### SET EXERCISE:
Render every line of the rows below as a Markdown table with two columns, No. and Line, giving each line its sequential number; skip any blank lines.

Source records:
## begin
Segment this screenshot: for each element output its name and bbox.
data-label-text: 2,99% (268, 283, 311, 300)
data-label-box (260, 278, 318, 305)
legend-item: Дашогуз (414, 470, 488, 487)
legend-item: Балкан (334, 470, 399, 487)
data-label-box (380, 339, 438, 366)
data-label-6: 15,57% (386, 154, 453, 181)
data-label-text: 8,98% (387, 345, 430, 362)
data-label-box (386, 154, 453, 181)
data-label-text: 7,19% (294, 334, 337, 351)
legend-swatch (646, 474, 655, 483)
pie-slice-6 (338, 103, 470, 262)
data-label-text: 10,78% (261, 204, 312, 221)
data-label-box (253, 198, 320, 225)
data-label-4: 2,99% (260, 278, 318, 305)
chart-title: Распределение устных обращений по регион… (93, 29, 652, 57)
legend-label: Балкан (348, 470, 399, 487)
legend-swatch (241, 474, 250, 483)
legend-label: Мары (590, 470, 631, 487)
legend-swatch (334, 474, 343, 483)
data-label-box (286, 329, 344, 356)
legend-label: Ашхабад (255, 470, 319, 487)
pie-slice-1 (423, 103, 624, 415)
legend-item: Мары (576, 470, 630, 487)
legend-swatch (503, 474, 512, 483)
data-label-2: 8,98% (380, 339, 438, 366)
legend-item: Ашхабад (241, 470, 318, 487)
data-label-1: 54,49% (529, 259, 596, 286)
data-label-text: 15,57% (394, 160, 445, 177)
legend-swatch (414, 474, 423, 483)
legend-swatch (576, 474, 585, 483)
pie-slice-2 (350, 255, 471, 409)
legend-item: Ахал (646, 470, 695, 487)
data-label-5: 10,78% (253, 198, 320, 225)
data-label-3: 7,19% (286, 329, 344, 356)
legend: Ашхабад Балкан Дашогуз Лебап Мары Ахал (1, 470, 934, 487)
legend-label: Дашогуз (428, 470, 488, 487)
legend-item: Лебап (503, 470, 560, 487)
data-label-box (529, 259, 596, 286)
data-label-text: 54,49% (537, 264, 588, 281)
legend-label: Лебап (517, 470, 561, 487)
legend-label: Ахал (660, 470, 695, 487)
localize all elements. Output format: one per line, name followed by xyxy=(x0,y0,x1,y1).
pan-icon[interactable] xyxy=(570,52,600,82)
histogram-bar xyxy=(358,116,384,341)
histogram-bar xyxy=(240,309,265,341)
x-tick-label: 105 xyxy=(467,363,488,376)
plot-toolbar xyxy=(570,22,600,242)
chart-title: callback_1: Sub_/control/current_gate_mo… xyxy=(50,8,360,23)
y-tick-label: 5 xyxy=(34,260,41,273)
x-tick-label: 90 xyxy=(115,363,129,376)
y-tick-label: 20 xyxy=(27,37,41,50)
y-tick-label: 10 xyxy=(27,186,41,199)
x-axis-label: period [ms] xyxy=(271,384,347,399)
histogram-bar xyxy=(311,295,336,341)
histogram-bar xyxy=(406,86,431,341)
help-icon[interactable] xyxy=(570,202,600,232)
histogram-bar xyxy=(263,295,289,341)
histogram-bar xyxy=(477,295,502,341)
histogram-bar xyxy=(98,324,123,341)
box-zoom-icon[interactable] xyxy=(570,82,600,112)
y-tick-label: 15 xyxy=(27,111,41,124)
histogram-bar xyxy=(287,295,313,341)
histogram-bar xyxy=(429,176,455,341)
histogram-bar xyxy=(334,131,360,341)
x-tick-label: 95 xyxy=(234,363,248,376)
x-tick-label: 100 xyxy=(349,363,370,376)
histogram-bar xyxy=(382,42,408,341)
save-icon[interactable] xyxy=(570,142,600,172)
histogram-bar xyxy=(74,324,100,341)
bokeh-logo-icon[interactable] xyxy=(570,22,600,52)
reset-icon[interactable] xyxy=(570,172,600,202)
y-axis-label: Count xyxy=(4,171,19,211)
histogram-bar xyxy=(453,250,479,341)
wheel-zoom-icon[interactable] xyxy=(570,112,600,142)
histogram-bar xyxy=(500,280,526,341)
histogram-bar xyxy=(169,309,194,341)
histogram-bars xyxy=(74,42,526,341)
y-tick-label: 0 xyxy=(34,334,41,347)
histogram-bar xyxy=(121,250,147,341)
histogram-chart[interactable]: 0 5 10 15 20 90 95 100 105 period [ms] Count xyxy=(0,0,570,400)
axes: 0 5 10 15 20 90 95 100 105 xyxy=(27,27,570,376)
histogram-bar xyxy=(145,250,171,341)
## end
### EXERCISE RESULT:
| No. | Line |
|---|---|
| 1 | Segment this screenshot: for each element output its name and bbox. |
| 2 | data-label-text: 2,99% (268, 283, 311, 300) |
| 3 | data-label-box (260, 278, 318, 305) |
| 4 | legend-item: Дашогуз (414, 470, 488, 487) |
| 5 | legend-item: Балкан (334, 470, 399, 487) |
| 6 | data-label-box (380, 339, 438, 366) |
| 7 | data-label-6: 15,57% (386, 154, 453, 181) |
| 8 | data-label-text: 8,98% (387, 345, 430, 362) |
| 9 | data-label-box (386, 154, 453, 181) |
| 10 | data-label-text: 7,19% (294, 334, 337, 351) |
| 11 | legend-swatch (646, 474, 655, 483) |
| 12 | pie-slice-6 (338, 103, 470, 262) |
| 13 | data-label-text: 10,78% (261, 204, 312, 221) |
| 14 | data-label-box (253, 198, 320, 225) |
| 15 | data-label-4: 2,99% (260, 278, 318, 305) |
| 16 | chart-title: Распределение устных обращений по регион… (93, 29, 652, 57) |
| 17 | legend-label: Балкан (348, 470, 399, 487) |
| 18 | legend-swatch (241, 474, 250, 483) |
| 19 | legend-label: Мары (590, 470, 631, 487) |
| 20 | legend-swatch (334, 474, 343, 483) |
| 21 | data-label-box (286, 329, 344, 356) |
| 22 | legend-label: Ашхабад (255, 470, 319, 487) |
| 23 | pie-slice-1 (423, 103, 624, 415) |
| 24 | legend-item: Мары (576, 470, 630, 487) |
| 25 | legend-swatch (503, 474, 512, 483) |
| 26 | data-label-2: 8,98% (380, 339, 438, 366) |
| 27 | legend-item: Ашхабад (241, 470, 318, 487) |
| 28 | data-label-1: 54,49% (529, 259, 596, 286) |
| 29 | data-label-text: 15,57% (394, 160, 445, 177) |
| 30 | legend-swatch (414, 474, 423, 483) |
| 31 | legend-swatch (576, 474, 585, 483) |
| 32 | pie-slice-2 (350, 255, 471, 409) |
| 33 | legend-item: Ахал (646, 470, 695, 487) |
| 34 | data-label-5: 10,78% (253, 198, 320, 225) |
| 35 | data-label-3: 7,19% (286, 329, 344, 356) |
| 36 | legend: Ашхабад Балкан Дашогуз Лебап Мары Ахал (1, 470, 934, 487) |
| 37 | legend-label: Дашогуз (428, 470, 488, 487) |
| 38 | legend-item: Лебап (503, 470, 560, 487) |
| 39 | data-label-box (529, 259, 596, 286) |
| 40 | data-label-text: 54,49% (537, 264, 588, 281) |
| 41 | legend-label: Лебап (517, 470, 561, 487) |
| 42 | legend-label: Ахал (660, 470, 695, 487) |
| 43 | localize all elements. Output format: one per line, name followed by xyxy=(x0,y0,x1,y1). |
| 44 | pan-icon[interactable] xyxy=(570,52,600,82) |
| 45 | histogram-bar xyxy=(358,116,384,341) |
| 46 | histogram-bar xyxy=(240,309,265,341) |
| 47 | x-tick-label: 105 xyxy=(467,363,488,376) |
| 48 | plot-toolbar xyxy=(570,22,600,242) |
| 49 | chart-title: callback_1: Sub_/control/current_gate_mo… xyxy=(50,8,360,23) |
| 50 | y-tick-label: 5 xyxy=(34,260,41,273) |
| 51 | x-tick-label: 90 xyxy=(115,363,129,376) |
| 52 | y-tick-label: 20 xyxy=(27,37,41,50) |
| 53 | y-tick-label: 10 xyxy=(27,186,41,199) |
| 54 | x-axis-label: period [ms] xyxy=(271,384,347,399) |
| 55 | histogram-bar xyxy=(311,295,336,341) |
| 56 | histogram-bar xyxy=(406,86,431,341) |
| 57 | help-icon[interactable] xyxy=(570,202,600,232) |
| 58 | histogram-bar xyxy=(263,295,289,341) |
| 59 | histogram-bar xyxy=(477,295,502,341) |
| 60 | histogram-bar xyxy=(98,324,123,341) |
| 61 | box-zoom-icon[interactable] xyxy=(570,82,600,112) |
| 62 | y-tick-label: 15 xyxy=(27,111,41,124) |
| 63 | histogram-bar xyxy=(287,295,313,341) |
| 64 | histogram-bar xyxy=(429,176,455,341) |
| 65 | histogram-bar xyxy=(334,131,360,341) |
| 66 | x-tick-label: 95 xyxy=(234,363,248,376) |
| 67 | x-tick-label: 100 xyxy=(349,363,370,376) |
| 68 | histogram-bar xyxy=(382,42,408,341) |
| 69 | save-icon[interactable] xyxy=(570,142,600,172) |
| 70 | histogram-bar xyxy=(74,324,100,341) |
| 71 | bokeh-logo-icon[interactable] xyxy=(570,22,600,52) |
| 72 | reset-icon[interactable] xyxy=(570,172,600,202) |
| 73 | y-axis-label: Count xyxy=(4,171,19,211) |
| 74 | histogram-bar xyxy=(453,250,479,341) |
| 75 | wheel-zoom-icon[interactable] xyxy=(570,112,600,142) |
| 76 | histogram-bar xyxy=(500,280,526,341) |
| 77 | histogram-bar xyxy=(169,309,194,341) |
| 78 | histogram-bars xyxy=(74,42,526,341) |
| 79 | y-tick-label: 0 xyxy=(34,334,41,347) |
| 80 | histogram-bar xyxy=(121,250,147,341) |
| 81 | histogram-chart[interactable]: 0 5 10 15 20 90 95 100 105 period [ms] Count xyxy=(0,0,570,400) |
| 82 | axes: 0 5 10 15 20 90 95 100 105 xyxy=(27,27,570,376) |
| 83 | histogram-bar xyxy=(145,250,171,341) |